Como dito antes, Graciliano não era líder local – sua renúncia no início de 1930, por questões tanto pessoais como pelo quadro político que se desenhava, tal fato revela que sua intenção não era a de um carreirista. Não operava através do mandonismo clássico ou acordos com a coronelada. Nas suas próprias palavras, a campanha que sofrera fora da prefeitura, estava carregada de bílis.

Aparentemente, Graciliano descontentava porque não fazia o jogo de favores envolvendo o poder local e o poder privado dos fazendeiros. E completa em outro momento de seus relatórios, num tom de desabafo, o fardo que é administrar uma cidade encravada em vícios seculares:

“Há quem ache tudo ruim, e ria constrangidamente, e escreva cartas anônimas, e adoeça, e se morda por não ver a infalível maroteirazinha, a abençoada canalhice, preciosa para quem a pratica, mais preciosa ainda para os que dela se servem como assunto invariável, quem não compreenda que um ato administrativo seja isento de lucro pessoal; até quem pretenda embaraçar-me em coisa tão simples como mandar quebrar as pedras do caminho.
Perdi vários amigos, ou indivíduos que possa ter semelhante nome.
Há descontentamento. Se a minha estada na Prefeitura por estes dois anos dependesse de um plebiscito, talvez eu não obtivesse dez votos.
O esforço empregado para dar ao Município o necessário é vivamente combatido por alguns pregoeiros de métodos administrativos originais. Em conformidade com eles, deveríamos proceder sempre com a máxima condescendência, não onerar os camaradas, ser rigorosos apenas com os pobres diabos sem proteção, diminuir a receita, reduzir a despesa aos vencimentos dos funcionários, que ninguém vive sem comer, deixar esse luxo de obras públicas à Federação, ao Estado ou em falta destes, à Divina Providência.”

Do relatório, podemos extrair ainda a passagem que fala sobre a agricultura e a relação de pequenos e grandes proprietários rurais.

“Favoreci a agricultura, livrando-as dos bichos criados à toa; ataquei as patifarias dos pequeninos senhores feudais; exploradores da canalha; suprimi, nas questões rurais, a presença de certos intermediários, que estragavam tudo; facilitei o transporte; estimulei as relações entre o produtor e o consumidor.
Se eu deixasse em paz o proprietário que abre as cercas de um desgraçado agricultor e lhe transforma em pasto a lavoura, devia enforcar-me.

__Linhas fornecidas__:
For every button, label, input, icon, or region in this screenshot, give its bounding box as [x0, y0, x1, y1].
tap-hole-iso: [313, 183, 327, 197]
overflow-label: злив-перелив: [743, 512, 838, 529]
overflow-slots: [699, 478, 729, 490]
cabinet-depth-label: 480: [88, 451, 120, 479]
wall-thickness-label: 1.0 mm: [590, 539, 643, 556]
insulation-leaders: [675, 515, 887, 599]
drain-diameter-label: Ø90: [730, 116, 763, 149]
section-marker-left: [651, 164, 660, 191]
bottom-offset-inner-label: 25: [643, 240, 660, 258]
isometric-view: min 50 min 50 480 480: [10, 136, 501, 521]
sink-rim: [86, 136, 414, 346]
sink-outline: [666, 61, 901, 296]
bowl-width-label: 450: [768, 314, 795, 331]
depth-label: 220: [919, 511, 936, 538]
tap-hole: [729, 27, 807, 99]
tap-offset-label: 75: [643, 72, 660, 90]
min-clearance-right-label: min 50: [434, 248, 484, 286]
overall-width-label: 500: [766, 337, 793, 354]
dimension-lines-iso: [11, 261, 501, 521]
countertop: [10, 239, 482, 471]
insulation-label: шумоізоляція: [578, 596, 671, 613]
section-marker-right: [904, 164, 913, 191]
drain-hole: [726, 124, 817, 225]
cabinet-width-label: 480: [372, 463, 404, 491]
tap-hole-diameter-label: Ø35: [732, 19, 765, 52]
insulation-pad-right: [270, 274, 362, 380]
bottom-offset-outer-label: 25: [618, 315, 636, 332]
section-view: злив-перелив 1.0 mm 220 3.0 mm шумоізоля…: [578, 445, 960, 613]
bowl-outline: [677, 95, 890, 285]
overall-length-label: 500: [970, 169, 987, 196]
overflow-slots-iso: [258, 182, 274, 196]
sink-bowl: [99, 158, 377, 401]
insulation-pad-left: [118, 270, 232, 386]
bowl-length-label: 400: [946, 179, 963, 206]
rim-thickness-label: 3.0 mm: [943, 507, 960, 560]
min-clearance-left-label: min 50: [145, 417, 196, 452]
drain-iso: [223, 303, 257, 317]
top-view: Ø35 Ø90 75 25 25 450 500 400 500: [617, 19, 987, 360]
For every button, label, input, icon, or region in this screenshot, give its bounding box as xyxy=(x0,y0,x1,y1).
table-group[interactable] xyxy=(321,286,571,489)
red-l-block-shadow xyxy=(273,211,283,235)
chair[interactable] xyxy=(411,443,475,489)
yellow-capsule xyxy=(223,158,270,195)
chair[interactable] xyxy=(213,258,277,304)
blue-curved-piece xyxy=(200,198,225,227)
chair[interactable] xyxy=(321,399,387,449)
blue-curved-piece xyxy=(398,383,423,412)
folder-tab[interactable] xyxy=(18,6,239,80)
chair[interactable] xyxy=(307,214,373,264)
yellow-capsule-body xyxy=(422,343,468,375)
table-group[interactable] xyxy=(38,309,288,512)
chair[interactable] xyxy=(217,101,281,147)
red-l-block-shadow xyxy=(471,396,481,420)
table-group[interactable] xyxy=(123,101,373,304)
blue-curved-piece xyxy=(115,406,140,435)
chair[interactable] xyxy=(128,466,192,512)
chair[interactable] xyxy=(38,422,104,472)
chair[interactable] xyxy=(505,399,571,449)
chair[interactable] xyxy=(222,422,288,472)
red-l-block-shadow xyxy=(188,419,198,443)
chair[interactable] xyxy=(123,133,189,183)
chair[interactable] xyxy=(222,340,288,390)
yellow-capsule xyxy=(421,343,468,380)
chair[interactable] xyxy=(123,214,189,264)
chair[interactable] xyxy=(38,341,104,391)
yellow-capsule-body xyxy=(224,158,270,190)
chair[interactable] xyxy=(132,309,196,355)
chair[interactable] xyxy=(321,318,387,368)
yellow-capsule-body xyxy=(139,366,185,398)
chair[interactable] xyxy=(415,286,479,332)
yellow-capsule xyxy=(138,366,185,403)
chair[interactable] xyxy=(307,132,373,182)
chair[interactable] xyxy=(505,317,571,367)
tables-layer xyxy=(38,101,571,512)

__Tarefas do exercício__:
[1] Indique se cada afirmação concorda com o trecho, respondendo sim ou não e citando literalmente as palavras do trecho que decidem a questão. (a) Graciliano renunciou no início de 1930. (b) Graciliano agia por meio de acordos com a coronelada. (c) Graciliano afirma ter facilitado o transporte.
[2] Segundo o trecho, quantos votos Graciliano talvez não obtivesse se sua permanência na Prefeitura dependesse de um plebiscito?
As linhas não têm nenhum papel nesta atividade.

__Respostas em ordem__:
[1]
(a) Sim: "sua renúncia no início de 1930".
(b) Não: "Não operava através do mandonismo clássico ou acordos com a coronelada."
(c) Sim: "facilitei o transporte".

[2] Talvez não obtivesse dez votos.